┌────────

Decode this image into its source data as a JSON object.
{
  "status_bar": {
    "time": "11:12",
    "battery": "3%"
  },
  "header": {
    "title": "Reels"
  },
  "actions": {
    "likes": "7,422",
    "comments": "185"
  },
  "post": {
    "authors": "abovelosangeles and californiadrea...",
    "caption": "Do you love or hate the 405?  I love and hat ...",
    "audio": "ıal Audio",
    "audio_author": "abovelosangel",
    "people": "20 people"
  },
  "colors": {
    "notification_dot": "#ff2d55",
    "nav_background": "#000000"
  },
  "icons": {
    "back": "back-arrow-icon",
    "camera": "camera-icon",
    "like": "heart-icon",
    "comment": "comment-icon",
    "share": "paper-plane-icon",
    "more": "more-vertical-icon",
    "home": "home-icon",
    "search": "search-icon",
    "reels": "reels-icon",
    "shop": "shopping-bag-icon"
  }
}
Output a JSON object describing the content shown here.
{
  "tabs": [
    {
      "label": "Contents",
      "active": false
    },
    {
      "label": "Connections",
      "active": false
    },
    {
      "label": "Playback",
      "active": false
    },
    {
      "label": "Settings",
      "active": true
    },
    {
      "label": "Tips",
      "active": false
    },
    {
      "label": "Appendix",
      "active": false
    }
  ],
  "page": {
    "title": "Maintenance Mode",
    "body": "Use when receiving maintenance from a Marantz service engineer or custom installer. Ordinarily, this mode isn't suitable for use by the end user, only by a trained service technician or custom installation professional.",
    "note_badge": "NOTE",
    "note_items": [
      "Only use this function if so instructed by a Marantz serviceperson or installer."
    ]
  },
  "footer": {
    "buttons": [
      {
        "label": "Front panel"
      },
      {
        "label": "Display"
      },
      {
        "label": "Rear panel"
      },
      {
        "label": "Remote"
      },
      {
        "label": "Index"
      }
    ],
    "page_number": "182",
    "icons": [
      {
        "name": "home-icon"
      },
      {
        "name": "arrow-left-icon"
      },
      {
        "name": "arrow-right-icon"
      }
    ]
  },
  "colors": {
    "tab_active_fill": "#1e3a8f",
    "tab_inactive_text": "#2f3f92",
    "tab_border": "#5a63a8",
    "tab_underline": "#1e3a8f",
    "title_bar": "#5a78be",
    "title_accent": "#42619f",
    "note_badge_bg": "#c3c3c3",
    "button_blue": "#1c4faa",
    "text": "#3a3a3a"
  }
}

└────────

• Goal: Reproduce the data in its entirety, matching each character.

• The response:
Decode this image into its source data as a JSON object.
{
  "status_bar": {
    "time": "11:12",
    "battery": "3%"
  },
  "header": {
    "title": "Reels"
  },
  "actions": {
    "likes": "7,422",
    "comments": "185"
  },
  "post": {
    "authors": "abovelosangeles and californiadrea...",
    "caption": "Do you love or hate the 405?  I love and hat ...",
    "audio": "ıal Audio",
    "audio_author": "abovelosangel",
    "people": "20 people"
  },
  "colors": {
    "notification_dot": "#ff2d55",
    "nav_background": "#000000"
  },
  "icons": {
    "back": "back-arrow-icon",
    "camera": "camera-icon",
    "like": "heart-icon",
    "comment": "comment-icon",
    "share": "paper-plane-icon",
    "more": "more-vertical-icon",
    "home": "home-icon",
    "search": "search-icon",
    "reels": "reels-icon",
    "shop": "shopping-bag-icon"
  }
}
Output a JSON object describing the content shown here.
{
  "tabs": [
    {
      "label": "Contents",
      "active": false
    },
    {
      "label": "Connections",
      "active": false
    },
    {
      "label": "Playback",
      "active": false
    },
    {
      "label": "Settings",
      "active": true
    },
    {
      "label": "Tips",
      "active": false
    },
    {
      "label": "Appendix",
      "active": false
    }
  ],
  "page": {
    "title": "Maintenance Mode",
    "body": "Use when receiving maintenance from a Marantz service engineer or custom installer. Ordinarily, this mode isn't suitable for use by the end user, only by a trained service technician or custom installation professional.",
    "note_badge": "NOTE",
    "note_items": [
      "Only use this function if so instructed by a Marantz serviceperson or installer."
    ]
  },
  "footer": {
    "buttons": [
      {
        "label": "Front panel"
      },
      {
        "label": "Display"
      },
      {
        "label": "Rear panel"
      },
      {
        "label": "Remote"
      },
      {
        "label": "Index"
      }
    ],
    "page_number": "182",
    "icons": [
      {
        "name": "home-icon"
      },
      {
        "name": "arrow-left-icon"
      },
      {
        "name": "arrow-right-icon"
      }
    ]
  },
  "colors": {
    "tab_active_fill": "#1e3a8f",
    "tab_inactive_text": "#2f3f92",
    "tab_border": "#5a63a8",
    "tab_underline": "#1e3a8f",
    "title_bar": "#5a78be",
    "title_accent": "#42619f",
    "note_badge_bg": "#c3c3c3",
    "button_blue": "#1c4faa",
    "text": "#3a3a3a"
  }
}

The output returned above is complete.